• _WHAT IS ASKED_:
How many lines in the records below hold the string "Oberzollsekretär"? Please answer with the number and nothing more.

• _Collected data_:
+ + + +
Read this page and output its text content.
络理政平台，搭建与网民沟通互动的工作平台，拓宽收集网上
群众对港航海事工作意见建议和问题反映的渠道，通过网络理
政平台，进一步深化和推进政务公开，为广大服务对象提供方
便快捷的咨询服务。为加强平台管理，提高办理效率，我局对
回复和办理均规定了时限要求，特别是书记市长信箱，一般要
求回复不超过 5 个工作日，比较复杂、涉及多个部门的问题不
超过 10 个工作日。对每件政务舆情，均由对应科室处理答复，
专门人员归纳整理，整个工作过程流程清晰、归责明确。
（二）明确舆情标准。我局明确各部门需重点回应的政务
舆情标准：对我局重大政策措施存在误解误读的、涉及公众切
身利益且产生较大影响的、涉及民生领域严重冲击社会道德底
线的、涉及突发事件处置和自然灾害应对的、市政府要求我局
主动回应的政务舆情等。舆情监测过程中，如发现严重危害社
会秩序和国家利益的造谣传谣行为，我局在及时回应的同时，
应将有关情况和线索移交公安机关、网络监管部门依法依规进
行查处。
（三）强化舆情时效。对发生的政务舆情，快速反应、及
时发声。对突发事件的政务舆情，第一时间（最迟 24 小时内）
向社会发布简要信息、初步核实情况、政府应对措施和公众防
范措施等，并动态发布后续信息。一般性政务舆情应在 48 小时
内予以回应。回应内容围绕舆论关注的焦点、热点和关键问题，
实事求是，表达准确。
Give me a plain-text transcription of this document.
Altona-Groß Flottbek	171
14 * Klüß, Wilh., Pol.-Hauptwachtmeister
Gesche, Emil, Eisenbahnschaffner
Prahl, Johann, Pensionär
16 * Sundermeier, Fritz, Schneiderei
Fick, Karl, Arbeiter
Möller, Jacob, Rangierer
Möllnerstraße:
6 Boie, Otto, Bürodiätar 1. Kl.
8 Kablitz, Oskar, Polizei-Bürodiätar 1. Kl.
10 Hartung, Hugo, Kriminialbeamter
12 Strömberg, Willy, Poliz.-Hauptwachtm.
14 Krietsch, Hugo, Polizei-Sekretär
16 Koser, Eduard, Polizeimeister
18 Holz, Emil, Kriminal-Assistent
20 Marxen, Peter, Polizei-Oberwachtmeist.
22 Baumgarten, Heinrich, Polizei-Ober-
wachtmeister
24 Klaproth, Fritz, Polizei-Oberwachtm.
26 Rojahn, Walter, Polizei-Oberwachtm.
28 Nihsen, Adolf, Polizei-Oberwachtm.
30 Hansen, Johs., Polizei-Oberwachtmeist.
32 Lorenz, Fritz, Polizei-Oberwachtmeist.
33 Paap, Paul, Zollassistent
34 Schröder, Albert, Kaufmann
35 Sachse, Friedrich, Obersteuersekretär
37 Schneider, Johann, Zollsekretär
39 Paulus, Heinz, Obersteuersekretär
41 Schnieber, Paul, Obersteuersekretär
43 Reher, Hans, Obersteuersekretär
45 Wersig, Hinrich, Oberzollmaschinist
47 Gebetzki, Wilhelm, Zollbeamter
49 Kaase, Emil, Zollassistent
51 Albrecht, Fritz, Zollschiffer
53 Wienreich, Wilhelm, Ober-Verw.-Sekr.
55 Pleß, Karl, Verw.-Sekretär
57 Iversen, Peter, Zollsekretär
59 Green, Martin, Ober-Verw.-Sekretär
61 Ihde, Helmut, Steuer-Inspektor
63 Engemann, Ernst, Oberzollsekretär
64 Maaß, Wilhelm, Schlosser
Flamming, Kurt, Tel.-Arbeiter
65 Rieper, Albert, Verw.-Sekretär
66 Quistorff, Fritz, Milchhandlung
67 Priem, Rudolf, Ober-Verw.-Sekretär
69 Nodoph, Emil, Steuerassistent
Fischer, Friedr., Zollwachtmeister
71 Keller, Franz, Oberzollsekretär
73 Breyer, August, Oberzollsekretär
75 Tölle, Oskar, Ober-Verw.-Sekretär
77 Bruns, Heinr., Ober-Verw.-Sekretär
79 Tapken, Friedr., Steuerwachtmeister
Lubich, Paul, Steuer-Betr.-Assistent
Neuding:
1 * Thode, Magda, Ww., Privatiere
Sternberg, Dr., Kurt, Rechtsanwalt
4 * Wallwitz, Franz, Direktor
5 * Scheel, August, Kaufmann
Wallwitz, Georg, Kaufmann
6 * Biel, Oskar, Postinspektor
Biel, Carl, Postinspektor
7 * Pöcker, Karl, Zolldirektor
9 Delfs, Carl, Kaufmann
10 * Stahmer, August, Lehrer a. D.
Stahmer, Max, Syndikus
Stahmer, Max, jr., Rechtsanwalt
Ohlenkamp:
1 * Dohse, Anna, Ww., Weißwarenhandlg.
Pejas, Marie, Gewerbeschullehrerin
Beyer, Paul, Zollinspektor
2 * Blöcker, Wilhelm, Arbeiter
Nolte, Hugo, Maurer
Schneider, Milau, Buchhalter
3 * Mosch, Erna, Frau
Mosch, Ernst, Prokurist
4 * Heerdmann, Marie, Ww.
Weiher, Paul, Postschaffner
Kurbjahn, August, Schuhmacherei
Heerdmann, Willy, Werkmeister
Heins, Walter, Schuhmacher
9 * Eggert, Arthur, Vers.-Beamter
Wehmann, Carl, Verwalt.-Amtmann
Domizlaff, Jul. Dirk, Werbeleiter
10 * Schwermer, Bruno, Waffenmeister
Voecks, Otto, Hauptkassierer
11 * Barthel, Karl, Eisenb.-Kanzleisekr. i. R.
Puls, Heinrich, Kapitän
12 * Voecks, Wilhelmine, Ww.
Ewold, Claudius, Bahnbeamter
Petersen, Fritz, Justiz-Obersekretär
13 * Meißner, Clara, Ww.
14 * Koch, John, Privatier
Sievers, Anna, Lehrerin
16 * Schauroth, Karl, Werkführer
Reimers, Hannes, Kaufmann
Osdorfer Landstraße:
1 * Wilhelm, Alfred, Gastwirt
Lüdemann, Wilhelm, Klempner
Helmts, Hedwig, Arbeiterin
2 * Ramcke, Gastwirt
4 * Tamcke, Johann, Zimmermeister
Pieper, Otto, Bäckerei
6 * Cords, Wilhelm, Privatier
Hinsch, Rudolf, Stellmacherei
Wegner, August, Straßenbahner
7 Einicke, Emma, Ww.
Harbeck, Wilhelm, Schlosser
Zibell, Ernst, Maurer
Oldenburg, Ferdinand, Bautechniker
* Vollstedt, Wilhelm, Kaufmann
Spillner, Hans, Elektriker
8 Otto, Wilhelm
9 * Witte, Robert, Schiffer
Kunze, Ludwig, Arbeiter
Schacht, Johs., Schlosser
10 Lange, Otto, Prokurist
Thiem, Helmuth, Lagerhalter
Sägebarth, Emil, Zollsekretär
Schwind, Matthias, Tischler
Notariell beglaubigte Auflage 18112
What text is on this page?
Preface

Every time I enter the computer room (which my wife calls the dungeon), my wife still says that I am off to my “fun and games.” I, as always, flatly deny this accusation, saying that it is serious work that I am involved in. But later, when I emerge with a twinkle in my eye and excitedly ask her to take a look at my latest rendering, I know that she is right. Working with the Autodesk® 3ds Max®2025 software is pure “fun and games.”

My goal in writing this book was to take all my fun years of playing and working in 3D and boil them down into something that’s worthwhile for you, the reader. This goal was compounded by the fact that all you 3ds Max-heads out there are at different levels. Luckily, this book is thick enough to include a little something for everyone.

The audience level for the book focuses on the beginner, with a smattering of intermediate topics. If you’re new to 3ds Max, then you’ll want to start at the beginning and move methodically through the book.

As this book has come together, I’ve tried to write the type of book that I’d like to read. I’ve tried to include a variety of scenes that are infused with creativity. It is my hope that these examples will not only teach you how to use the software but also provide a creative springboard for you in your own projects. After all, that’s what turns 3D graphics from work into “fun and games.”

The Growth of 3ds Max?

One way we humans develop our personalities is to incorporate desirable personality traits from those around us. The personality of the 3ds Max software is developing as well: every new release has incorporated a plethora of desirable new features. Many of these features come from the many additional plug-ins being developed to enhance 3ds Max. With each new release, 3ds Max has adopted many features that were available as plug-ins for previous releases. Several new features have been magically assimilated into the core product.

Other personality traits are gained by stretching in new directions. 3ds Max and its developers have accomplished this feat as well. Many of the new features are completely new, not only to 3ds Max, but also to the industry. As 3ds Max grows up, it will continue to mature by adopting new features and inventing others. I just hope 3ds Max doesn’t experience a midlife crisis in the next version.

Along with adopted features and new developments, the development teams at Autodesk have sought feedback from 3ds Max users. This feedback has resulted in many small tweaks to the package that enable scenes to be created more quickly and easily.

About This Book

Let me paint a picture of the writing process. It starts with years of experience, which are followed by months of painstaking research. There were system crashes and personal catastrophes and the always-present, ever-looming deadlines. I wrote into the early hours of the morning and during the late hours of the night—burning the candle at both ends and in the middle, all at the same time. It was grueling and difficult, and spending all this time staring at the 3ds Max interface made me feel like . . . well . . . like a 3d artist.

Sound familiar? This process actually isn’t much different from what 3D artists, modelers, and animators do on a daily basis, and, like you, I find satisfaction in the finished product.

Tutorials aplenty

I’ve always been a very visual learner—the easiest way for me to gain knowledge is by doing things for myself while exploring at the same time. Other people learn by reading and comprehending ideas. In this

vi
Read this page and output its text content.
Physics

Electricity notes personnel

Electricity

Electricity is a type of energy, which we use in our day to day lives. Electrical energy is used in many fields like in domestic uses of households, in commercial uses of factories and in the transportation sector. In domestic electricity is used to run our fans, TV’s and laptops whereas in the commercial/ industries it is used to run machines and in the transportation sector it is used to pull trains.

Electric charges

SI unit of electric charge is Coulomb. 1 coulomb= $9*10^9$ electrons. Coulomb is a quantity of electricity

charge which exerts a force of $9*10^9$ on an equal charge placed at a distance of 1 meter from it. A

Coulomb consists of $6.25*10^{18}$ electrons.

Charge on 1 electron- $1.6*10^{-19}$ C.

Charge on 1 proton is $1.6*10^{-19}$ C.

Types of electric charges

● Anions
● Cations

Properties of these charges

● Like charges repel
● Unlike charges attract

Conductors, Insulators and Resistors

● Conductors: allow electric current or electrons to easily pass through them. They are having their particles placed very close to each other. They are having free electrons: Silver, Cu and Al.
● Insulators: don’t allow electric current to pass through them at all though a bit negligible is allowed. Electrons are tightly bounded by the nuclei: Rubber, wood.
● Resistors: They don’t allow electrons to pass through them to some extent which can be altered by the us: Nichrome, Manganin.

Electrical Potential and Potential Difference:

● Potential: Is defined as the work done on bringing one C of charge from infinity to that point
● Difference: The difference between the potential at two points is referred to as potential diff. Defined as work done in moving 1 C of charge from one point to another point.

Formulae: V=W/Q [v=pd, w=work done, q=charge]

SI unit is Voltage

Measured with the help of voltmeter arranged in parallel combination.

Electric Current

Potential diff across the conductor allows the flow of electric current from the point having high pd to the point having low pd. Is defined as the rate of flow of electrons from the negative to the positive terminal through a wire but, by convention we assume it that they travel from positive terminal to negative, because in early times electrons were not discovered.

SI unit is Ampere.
+ + + +
• _IN RESPONSE_:
3